§ **Do this**
Which lines contain the word "detected"? Return each of them as written.

§ **Data for this task**
==========
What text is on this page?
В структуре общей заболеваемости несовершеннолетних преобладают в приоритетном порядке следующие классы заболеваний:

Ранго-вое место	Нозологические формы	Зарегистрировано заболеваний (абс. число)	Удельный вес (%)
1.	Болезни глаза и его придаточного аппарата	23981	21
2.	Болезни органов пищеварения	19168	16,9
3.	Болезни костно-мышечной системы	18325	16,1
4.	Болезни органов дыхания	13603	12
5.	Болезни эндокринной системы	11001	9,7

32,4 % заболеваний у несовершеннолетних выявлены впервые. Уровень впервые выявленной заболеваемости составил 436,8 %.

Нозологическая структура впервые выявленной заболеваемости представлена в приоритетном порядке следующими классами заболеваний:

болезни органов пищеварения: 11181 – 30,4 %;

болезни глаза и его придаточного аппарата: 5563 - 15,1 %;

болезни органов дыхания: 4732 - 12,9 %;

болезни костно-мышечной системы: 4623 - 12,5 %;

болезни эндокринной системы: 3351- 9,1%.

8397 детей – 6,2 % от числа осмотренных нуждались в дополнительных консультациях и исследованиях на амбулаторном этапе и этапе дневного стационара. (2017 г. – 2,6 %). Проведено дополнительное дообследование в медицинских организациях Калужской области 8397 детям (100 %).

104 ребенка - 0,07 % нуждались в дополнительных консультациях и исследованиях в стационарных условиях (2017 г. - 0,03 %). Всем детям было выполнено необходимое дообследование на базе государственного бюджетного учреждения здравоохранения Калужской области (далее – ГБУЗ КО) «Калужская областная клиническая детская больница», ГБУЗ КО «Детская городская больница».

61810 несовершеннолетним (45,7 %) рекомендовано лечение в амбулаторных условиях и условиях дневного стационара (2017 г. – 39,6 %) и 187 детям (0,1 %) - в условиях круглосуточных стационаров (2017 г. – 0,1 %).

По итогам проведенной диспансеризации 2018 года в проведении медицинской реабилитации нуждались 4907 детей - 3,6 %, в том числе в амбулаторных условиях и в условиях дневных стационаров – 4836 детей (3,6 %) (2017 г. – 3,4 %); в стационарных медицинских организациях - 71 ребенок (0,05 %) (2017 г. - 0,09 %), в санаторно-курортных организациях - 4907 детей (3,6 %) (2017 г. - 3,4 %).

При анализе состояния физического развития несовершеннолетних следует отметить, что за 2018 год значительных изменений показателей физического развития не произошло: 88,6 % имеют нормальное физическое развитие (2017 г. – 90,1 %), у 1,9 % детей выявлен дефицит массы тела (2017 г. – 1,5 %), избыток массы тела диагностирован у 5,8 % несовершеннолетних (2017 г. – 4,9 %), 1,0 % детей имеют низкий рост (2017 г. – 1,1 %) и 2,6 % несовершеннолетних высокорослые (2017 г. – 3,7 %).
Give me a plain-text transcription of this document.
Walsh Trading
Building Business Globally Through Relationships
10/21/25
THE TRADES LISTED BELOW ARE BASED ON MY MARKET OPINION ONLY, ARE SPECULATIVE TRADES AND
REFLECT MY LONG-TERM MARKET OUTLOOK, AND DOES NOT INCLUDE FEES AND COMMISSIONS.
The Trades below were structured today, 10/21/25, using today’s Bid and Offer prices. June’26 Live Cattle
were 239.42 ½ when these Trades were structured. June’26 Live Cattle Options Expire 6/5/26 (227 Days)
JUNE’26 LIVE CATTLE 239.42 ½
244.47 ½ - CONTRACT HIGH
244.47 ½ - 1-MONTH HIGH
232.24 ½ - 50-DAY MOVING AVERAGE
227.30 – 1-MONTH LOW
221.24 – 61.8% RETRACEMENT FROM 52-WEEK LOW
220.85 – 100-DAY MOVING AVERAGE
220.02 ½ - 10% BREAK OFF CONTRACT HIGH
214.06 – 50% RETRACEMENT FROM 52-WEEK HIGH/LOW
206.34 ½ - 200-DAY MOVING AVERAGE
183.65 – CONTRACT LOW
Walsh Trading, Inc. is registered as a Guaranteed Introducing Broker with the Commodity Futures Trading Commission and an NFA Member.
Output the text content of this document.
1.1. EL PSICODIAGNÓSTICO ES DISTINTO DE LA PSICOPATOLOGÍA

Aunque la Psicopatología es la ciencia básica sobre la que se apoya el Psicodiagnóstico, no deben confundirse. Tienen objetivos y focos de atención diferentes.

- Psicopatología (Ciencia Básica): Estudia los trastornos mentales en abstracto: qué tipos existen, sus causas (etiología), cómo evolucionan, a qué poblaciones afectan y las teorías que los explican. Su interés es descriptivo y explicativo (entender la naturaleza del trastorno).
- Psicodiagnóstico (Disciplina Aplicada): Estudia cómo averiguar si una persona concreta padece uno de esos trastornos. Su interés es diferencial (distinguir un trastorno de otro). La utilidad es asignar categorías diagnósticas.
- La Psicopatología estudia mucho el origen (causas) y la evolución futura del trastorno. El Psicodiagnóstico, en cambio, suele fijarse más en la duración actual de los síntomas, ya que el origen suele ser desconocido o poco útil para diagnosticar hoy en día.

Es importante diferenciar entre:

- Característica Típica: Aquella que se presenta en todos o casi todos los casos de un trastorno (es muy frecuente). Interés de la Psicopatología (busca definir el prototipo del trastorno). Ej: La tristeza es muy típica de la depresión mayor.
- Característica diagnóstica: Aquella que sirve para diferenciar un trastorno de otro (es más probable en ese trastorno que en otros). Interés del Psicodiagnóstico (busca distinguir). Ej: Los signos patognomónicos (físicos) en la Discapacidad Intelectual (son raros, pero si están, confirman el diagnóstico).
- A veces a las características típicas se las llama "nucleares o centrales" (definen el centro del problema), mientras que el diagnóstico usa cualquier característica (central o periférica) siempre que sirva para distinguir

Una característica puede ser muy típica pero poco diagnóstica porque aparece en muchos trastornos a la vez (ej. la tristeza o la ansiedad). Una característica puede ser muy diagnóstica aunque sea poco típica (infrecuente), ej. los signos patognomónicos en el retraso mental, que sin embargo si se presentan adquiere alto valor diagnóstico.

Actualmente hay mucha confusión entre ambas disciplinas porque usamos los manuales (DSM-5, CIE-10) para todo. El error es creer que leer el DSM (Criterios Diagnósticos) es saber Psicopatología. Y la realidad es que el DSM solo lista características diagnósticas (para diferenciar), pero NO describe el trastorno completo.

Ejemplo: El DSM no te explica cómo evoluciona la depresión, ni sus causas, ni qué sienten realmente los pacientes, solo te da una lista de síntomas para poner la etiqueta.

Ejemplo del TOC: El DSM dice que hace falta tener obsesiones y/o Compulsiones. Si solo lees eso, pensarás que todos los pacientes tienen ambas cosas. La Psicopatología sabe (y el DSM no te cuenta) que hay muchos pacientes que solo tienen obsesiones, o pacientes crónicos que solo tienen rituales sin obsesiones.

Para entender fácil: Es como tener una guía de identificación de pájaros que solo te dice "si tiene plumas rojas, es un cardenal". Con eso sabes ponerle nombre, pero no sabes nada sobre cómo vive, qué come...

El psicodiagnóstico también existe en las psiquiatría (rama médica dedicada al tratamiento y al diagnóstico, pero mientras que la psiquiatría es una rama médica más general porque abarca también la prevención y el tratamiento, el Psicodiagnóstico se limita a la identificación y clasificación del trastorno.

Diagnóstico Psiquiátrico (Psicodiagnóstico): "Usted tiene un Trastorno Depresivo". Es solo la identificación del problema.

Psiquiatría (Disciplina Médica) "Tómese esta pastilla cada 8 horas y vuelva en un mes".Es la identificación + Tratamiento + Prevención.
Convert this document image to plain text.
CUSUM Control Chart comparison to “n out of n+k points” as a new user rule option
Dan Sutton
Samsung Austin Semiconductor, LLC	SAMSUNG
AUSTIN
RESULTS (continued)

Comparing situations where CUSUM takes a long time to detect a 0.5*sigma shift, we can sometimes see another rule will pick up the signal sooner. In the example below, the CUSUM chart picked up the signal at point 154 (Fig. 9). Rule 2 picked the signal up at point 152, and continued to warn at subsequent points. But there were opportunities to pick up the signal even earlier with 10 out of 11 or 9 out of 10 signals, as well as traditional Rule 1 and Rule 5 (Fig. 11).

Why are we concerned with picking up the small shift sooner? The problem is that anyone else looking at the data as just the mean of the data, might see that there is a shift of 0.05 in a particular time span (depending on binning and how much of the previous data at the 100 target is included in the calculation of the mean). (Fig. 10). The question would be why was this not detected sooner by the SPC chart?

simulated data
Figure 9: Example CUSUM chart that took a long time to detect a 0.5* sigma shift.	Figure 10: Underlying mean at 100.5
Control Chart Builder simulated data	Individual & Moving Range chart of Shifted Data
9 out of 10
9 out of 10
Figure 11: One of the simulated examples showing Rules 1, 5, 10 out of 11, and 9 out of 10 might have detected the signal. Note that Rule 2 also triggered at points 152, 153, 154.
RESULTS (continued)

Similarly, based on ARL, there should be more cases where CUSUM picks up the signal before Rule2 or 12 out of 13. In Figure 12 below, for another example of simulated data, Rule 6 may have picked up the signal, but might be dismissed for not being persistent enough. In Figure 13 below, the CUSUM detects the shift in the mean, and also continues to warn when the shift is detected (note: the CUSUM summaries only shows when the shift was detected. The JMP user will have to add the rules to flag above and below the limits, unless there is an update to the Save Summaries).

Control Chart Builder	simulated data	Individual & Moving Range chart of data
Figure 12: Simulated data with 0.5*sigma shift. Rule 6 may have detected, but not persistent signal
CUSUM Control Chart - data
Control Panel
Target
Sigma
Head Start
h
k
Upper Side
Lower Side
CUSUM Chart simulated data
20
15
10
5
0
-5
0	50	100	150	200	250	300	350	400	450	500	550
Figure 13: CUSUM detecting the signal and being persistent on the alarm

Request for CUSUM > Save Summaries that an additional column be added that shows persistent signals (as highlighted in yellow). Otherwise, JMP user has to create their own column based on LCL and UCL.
==========
§ **Solution**
Why are we concerned with picking up the small shift sooner? The problem is that anyone else looking at the data as just the mean of the data, might see that there is a shift of 0.05 in a particular time span (depending on binning and how much of the previous data at the 100 target is included in the calculation of the mean). (Fig. 10). The question would be why was this not detected sooner by the SPC chart?
Figure 11: One of the simulated examples showing Rules 1, 5, 10 out of 11, and 9 out of 10 might have detected the signal. Note that Rule 2 also triggered at points 152, 153, 154.
Similarly, based on ARL, there should be more cases where CUSUM picks up the signal before Rule2 or 12 out of 13. In Figure 12 below, for another example of simulated data, Rule 6 may have picked up the signal, but might be dismissed for not being persistent enough. In Figure 13 below, the CUSUM detects the shift in the mean, and also continues to warn when the shift is detected (note: the CUSUM summaries only shows when the shift was detected. The JMP user will have to add the rules to flag above and below the limits, unless there is an update to the Save Summaries).
Figure 12: Simulated data with 0.5*sigma shift. Rule 6 may have detected, but not persistent signal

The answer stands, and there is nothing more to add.